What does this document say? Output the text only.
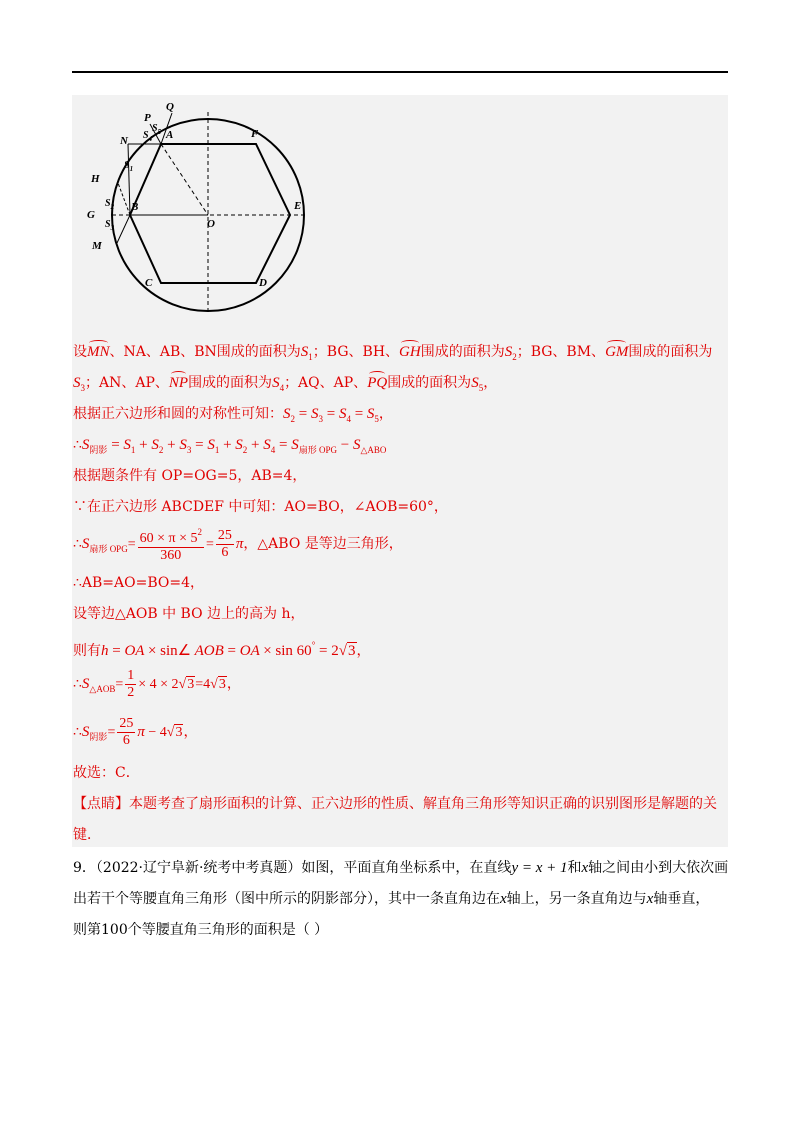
Q
P
N	A	F
H
G
B
O
E
M
C	D
$S_1$
$S_2$
$S_3$
$S_4$
$S_5$
设MN、NA、AB、BN围成的面积为$S_1$；BG、BH、GH围成的面积为$S_2$；BG、BM、GM围成的面积为
$S_3$；AN、AP、NP围成的面积为$S_4$；AQ、AP、PQ围成的面积为$S_5$，
根据正六边形和圆的对称性可知：$S_2 = S_3 = S_4 = S_5$，
$\therefore S_{阴影} = S_1 + S_2 + S_3 = S_1 + S_2 + S_4 = S_{扇形 OPG} - S_{\triangle ABO}$
根据题条件有 OP=OG=5，AB=4，
∵在正六边形 ABCDEF 中可知：AO=BO，∠AOB=60°，
$\therefore S_{扇形 OPG}= \frac{60 \times \pi \times 5^2}{360} = \frac{25}{6}$ π，△ABO 是等边三角形，
∴AB=AO=BO=4，
设等边△AOB 中 BO 边上的高为 h，
则有h = OA × sin∠ AOB = OA × sin 60° = 2√3，
$\therefore S_{\triangle AOB}= \frac{1}{2} \times 4 \times 2√3=4√3$，
$\therefore S_{阴影}= \frac{25}{6}$ π − 4√3，
故选：C．
【点睛】本题考查了扇形面积的计算、正六边形的性质、解直角三角形等知识正确的识别图形是解题的关
键．
9．（2022·辽宁阜新·统考中考真题）如图，平面直角坐标系中，在直线y = x + 1和x轴之间由小到大依次画
出若干个等腰直角三角形（图中所示的阴影部分），其中一条直角边在x轴上，另一条直角边与x轴垂直，
则第100个等腰直角三角形的面积是（ ）
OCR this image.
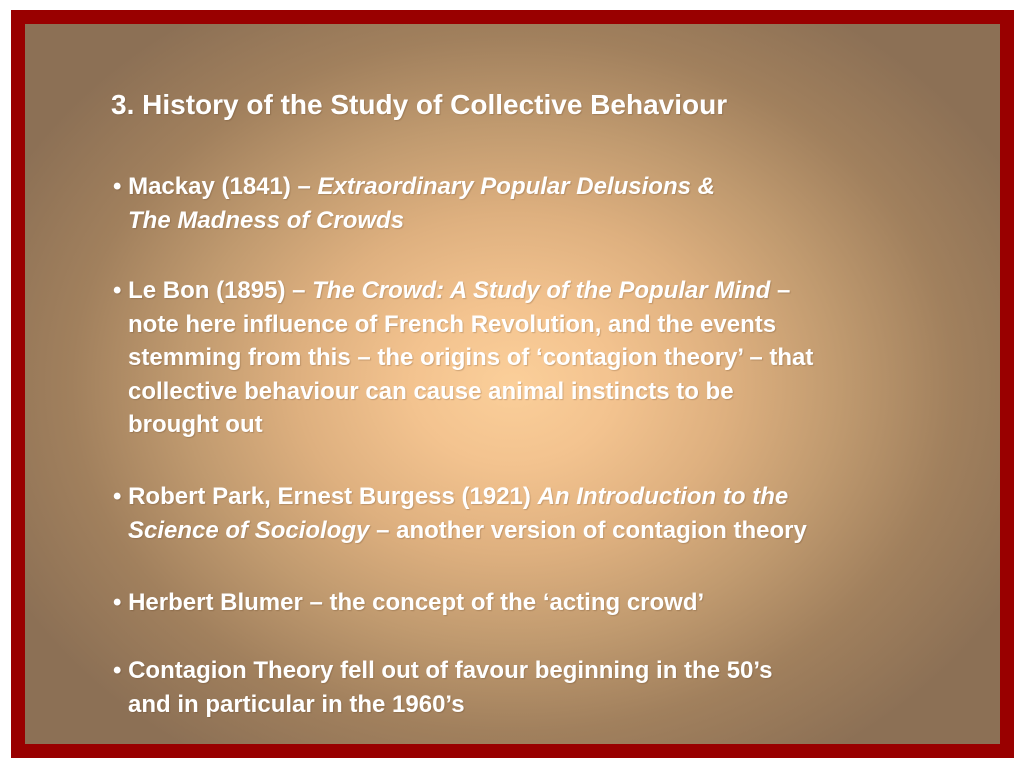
3. History of the Study of Collective Behaviour
• Mackay (1841) – Extraordinary Popular Delusions &
The Madness of Crowds
• Le Bon (1895) – The Crowd: A Study of the Popular Mind –
note here influence of French Revolution, and the events
stemming from this – the origins of ‘contagion theory’ – that
collective behaviour can cause animal instincts to be
brought out
• Robert Park, Ernest Burgess (1921) An Introduction to the
Science of Sociology – another version of contagion theory
• Herbert Blumer – the concept of the ‘acting crowd’
• Contagion Theory fell out of favour beginning in the 50’s
and in particular in the 1960’s
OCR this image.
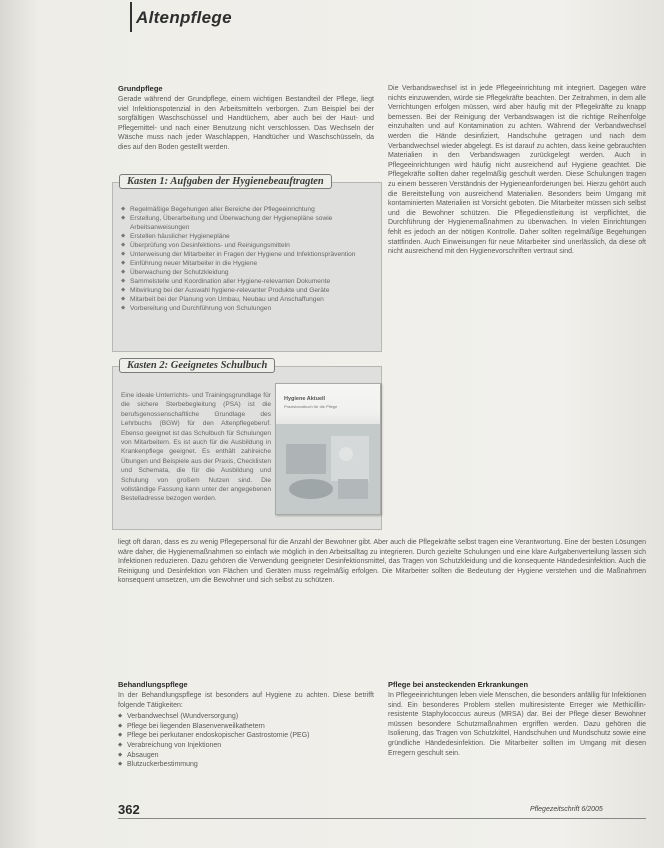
Altenpflege

Grundpflege

Gerade während der Grundpflege, einem wichtigen Bestandteil der Pflege, liegt viel Infektionspotenzial in den Arbeitsmitteln verborgen. Zum Beispiel bei der sorgfältigen Waschschüssel und Handtüchern, aber auch bei der Haut- und Pflegemittel- und nach einer Benutzung nicht verschlossen. Das Wechseln der Wäsche muss nach jeder Waschlappen, Handtücher und Waschschüsseln, da dies auf den Boden gestellt werden.

Kasten 1: Aufgaben der Hygienebeauftragten
◆ Regelmäßige Begehungen aller Bereiche der Pflegeeinrichtung
◆ Erstellung, Überarbeitung und Überwachung der Hygienepläne sowie Arbeitsanweisungen
◆ Erstellen häuslicher Hygienepläne
◆ Überprüfung von Desinfektions- und Reinigungsmitteln
◆ Unterweisung der Mitarbeiter in Fragen der Hygiene und Infektionsprävention
◆ Einführung neuer Mitarbeiter in die Hygiene
◆ Überwachung der Schutzkleidung
◆ Sammelstelle und Koordination aller Hygiene-relevanten Dokumente
◆ Mitwirkung bei der Auswahl hygiene-relevanter Produkte und Geräte
◆ Mitarbeit bei der Planung von Umbau, Neubau und Anschaffungen
◆ Vorbereitung und Durchführung von Schulungen
Kasten 2: Geeignetes Schulbuch

Eine ideale Unterrichts- und Trainingsgrundlage für die sichere Sterbebegleitung (PSA) ist die berufsgenossenschaftliche Grundlage des Lehrbuchs (BGW) für den Altenpflegeberuf. Ebenso geeignet ist das Schulbuch für Schulungen von Mitarbeitern. Es ist auch für die Ausbildung in Krankenpflege geeignet. Es enthält zahlreiche Übungen und Beispiele aus der Praxis, Checklisten und Schemata, die für die Ausbildung und Schulung von großem Nutzen sind. Die vollständige Fassung kann unter der angegebenen Bestelladresse bezogen werden.

Hygiene Aktuell
Praxishandbuch für die Pflege

Die Verbandswechsel ist in jede Pflegeeinrichtung mit integriert. Dagegen wäre nichts einzuwenden, würde sie Pflegekräfte beachten. Der Zeitrahmen, in dem alle Verrichtungen erfolgen müssen, wird aber häufig mit der Pflegekräfte zu knapp bemessen. Bei der Reinigung der Verbandswagen ist die richtige Reihenfolge einzuhalten und auf Kontamination zu achten. Während der Verbandwechsel werden die Hände desinfiziert, Handschuhe getragen und nach dem Verbandwechsel wieder abgelegt. Es ist darauf zu achten, dass keine gebrauchten Materialien in den Verbandswagen zurückgelegt werden. Auch in Pflegeeinrichtungen wird häufig nicht ausreichend auf Hygiene geachtet. Die Pflegekräfte sollten daher regelmäßig geschult werden. Diese Schulungen tragen zu einem besseren Verständnis der Hygieneanforderungen bei. Hierzu gehört auch die Bereitstellung von ausreichend Materialien. Besonders beim Umgang mit kontaminierten Materialien ist Vorsicht geboten. Die Mitarbeiter müssen sich selbst und die Bewohner schützen. Die Pflegedienstleitung ist verpflichtet, die Durchführung der Hygienemaßnahmen zu überwachen. In vielen Einrichtungen fehlt es jedoch an der nötigen Kontrolle. Daher sollten regelmäßige Begehungen stattfinden. Auch Einweisungen für neue Mitarbeiter sind unerlässlich, da diese oft nicht ausreichend mit den Hygienevorschriften vertraut sind.

liegt oft daran, dass es zu wenig Pflegepersonal für die Anzahl der Bewohner gibt. Aber auch die Pflegekräfte selbst tragen eine Verantwortung. Eine der besten Lösungen wäre daher, die Hygienemaßnahmen so einfach wie möglich in den Arbeitsalltag zu integrieren. Durch gezielte Schulungen und eine klare Aufgabenverteilung lassen sich Infektionen reduzieren. Dazu gehören die Verwendung geeigneter Desinfektionsmittel, das Tragen von Schutzkleidung und die konsequente Händedesinfektion. Auch die Reinigung und Desinfektion von Flächen und Geräten muss regelmäßig erfolgen. Die Mitarbeiter sollten die Bedeutung der Hygiene verstehen und die Maßnahmen konsequent umsetzen, um die Bewohner und sich selbst zu schützen.

Behandlungspflege

In der Behandlungspflege ist besonders auf Hygiene zu achten. Diese betrifft folgende Tätigkeiten:

◆ Verbandwechsel (Wundversorgung)
◆ Pflege bei liegenden Blasenverweilkathetern
◆ Pflege bei perkutaner endoskopischer Gastrostomie (PEG)
◆ Verabreichung von Injektionen
◆ Absaugen
◆ Blutzuckerbestimmung

Pflege bei ansteckenden Erkrankungen

In Pflegeeinrichtungen leben viele Menschen, die besonders anfällig für Infektionen sind. Ein besonderes Problem stellen multiresistente Erreger wie Methicillin-resistente Staphylococcus aureus (MRSA) dar. Bei der Pflege dieser Bewohner müssen besondere Schutzmaßnahmen ergriffen werden. Dazu gehören die Isolierung, das Tragen von Schutzkittel, Handschuhen und Mundschutz sowie eine gründliche Händedesinfektion. Die Mitarbeiter sollten im Umgang mit diesen Erregern geschult sein.

362	Pflegezeitschrift 6/2005
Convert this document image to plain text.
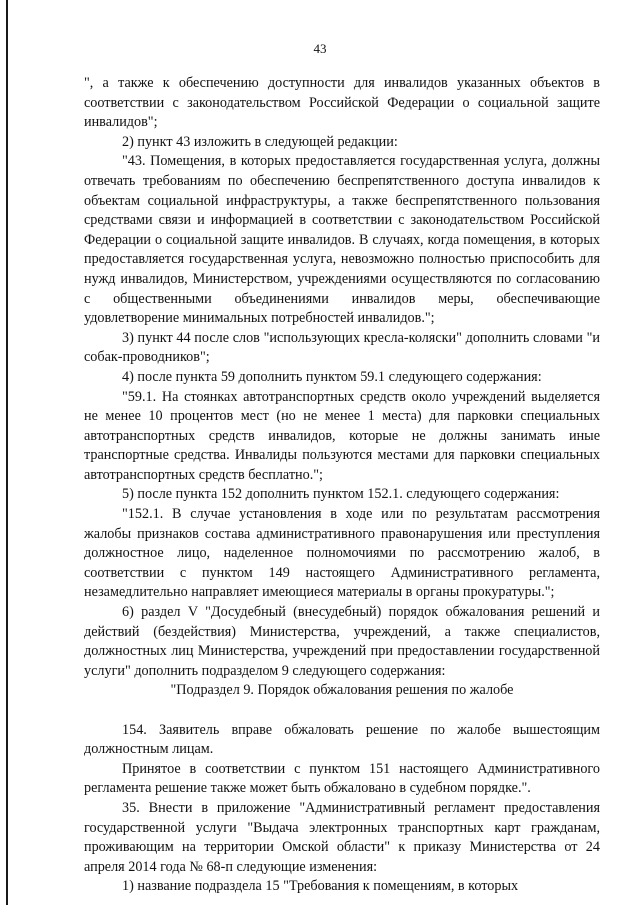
43

", а также к обеспечению доступности для инвалидов указанных объектов в соответствии с законодательством Российской Федерации о социальной защите инвалидов";

2) пункт 43 изложить в следующей редакции:

"43. Помещения, в которых предоставляется государственная услуга, должны отвечать требованиям по обеспечению беспрепятственного доступа инвалидов к объектам социальной инфраструктуры, а также беспрепятственного пользования средствами связи и информацией в соответствии с законодательством Российской Федерации о социальной защите инвалидов. В случаях, когда помещения, в которых предоставляется государственная услуга, невозможно полностью приспособить для нужд инвалидов, Министерством, учреждениями осуществляются по согласованию с общественными объединениями инвалидов меры, обеспечивающие удовлетворение минимальных потребностей инвалидов.";

3) пункт 44 после слов "использующих кресла-коляски" дополнить словами "и собак-проводников";

4) после пункта 59 дополнить пунктом 59.1 следующего содержания:

"59.1. На стоянках автотранспортных средств около учреждений выделяется не менее 10 процентов мест (но не менее 1 места) для парковки специальных автотранспортных средств инвалидов, которые не должны занимать иные транспортные средства. Инвалиды пользуются местами для парковки специальных автотранспортных средств бесплатно.";

5) после пункта 152 дополнить пунктом 152.1. следующего содержания:

"152.1. В случае установления в ходе или по результатам рассмотрения жалобы признаков состава административного правонарушения или преступления должностное лицо, наделенное полномочиями по рассмотрению жалоб, в соответствии с пунктом 149 настоящего Административного регламента, незамедлительно направляет имеющиеся материалы в органы прокуратуры.";

6) раздел V "Досудебный (внесудебный) порядок обжалования решений и действий (бездействия) Министерства, учреждений, а также специалистов, должностных лиц Министерства, учреждений при предоставлении государственной услуги" дополнить подразделом 9 следующего содержания:

"Подраздел 9. Порядок обжалования решения по жалобе

154. Заявитель вправе обжаловать решение по жалобе вышестоящим должностным лицам.

Принятое в соответствии с пунктом 151 настоящего Административного регламента решение также может быть обжаловано в судебном порядке.".

35. Внести в приложение "Административный регламент предоставления государственной услуги "Выдача электронных транспортных карт гражданам, проживающим на территории Омской области" к приказу Министерства от 24 апреля 2014 года № 68-п следующие изменения:

1) название подраздела 15 "Требования к помещениям, в которых
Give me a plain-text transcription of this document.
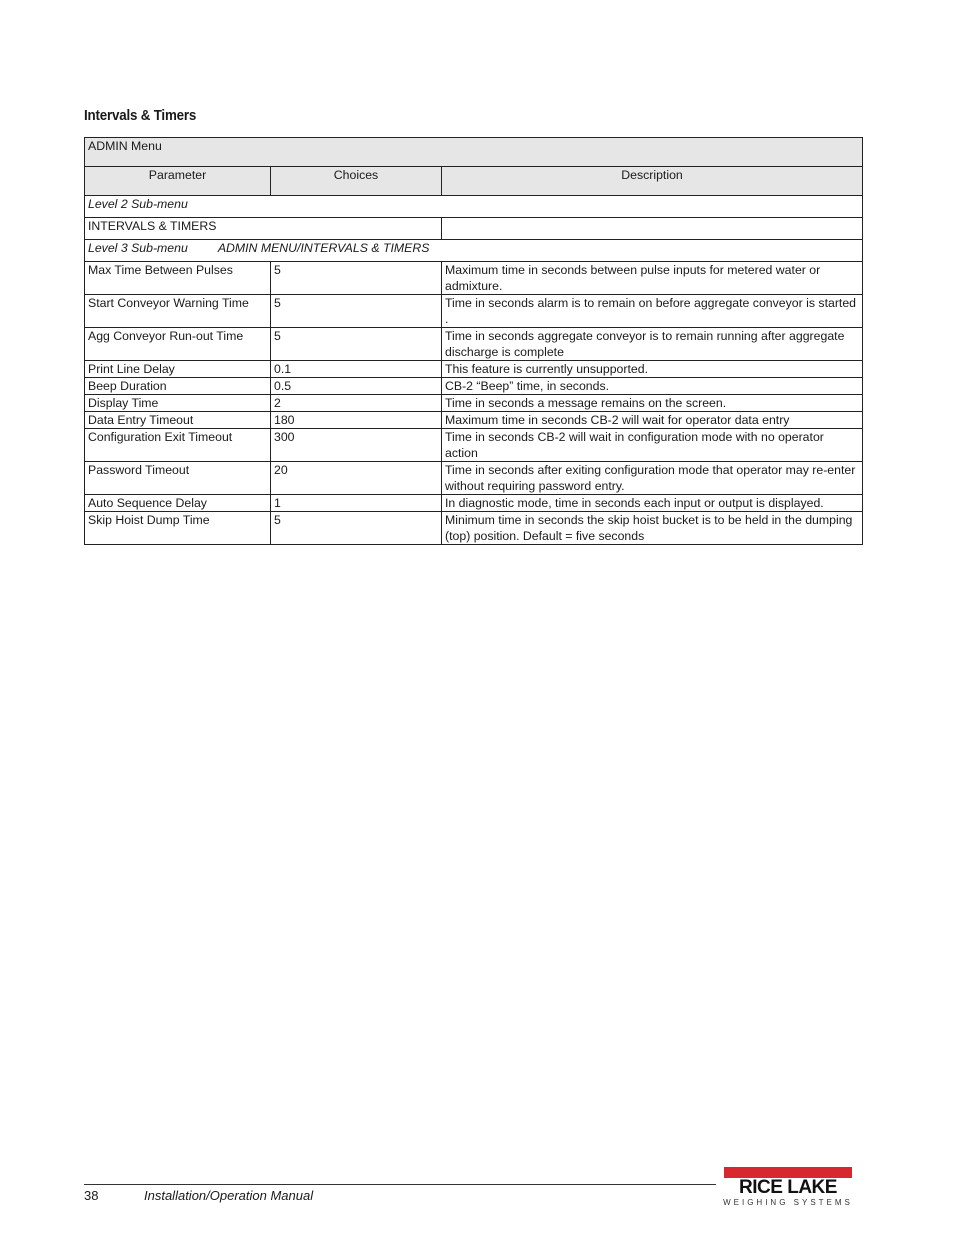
Intervals & Timers
ADMIN Menu		
Parameter	Choices	Description
Level 2 Sub-menu		
INTERVALS & TIMERS		
Level 3 Sub-menu ADMIN MENU/INTERVALS & TIMERS		
Max Time Between Pulses	5	Maximum time in seconds between pulse inputs for metered water or admixture.
Start Conveyor Warning Time	5	Time in seconds alarm is to remain on before aggregate conveyor is started .
Agg Conveyor Run-out Time	5	Time in seconds aggregate conveyor is to remain running after aggregate discharge is complete
Print Line Delay	0.1	This feature is currently unsupported.
Beep Duration	0.5	CB-2 “Beep” time, in seconds.
Display Time	2	Time in seconds a message remains on the screen.
Data Entry Timeout	180	Maximum time in seconds CB-2 will wait for operator data entry
Configuration Exit Timeout	300	Time in seconds CB-2 will wait in configuration mode with no operator action
Password Timeout	20	Time in seconds after exiting configuration mode that operator may re-enter without requiring password entry.
Auto Sequence Delay	1	In diagnostic mode, time in seconds each input or output is displayed.
Skip Hoist Dump Time	5	Minimum time in seconds the skip hoist bucket is to be held in the dumping (top) position. Default = five seconds
38	Installation/Operation Manual	RICE LAKE
WEIGHING SYSTEMS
_ _ _ _ _
### Work instructions
Pull out the lines above in which the word "жалобе" appears.

### Complete output
"Подраздел 9. Порядок обжалования решения по жалобе
154. Заявитель вправе обжаловать решение по жалобе вышестоящим должностным лицам.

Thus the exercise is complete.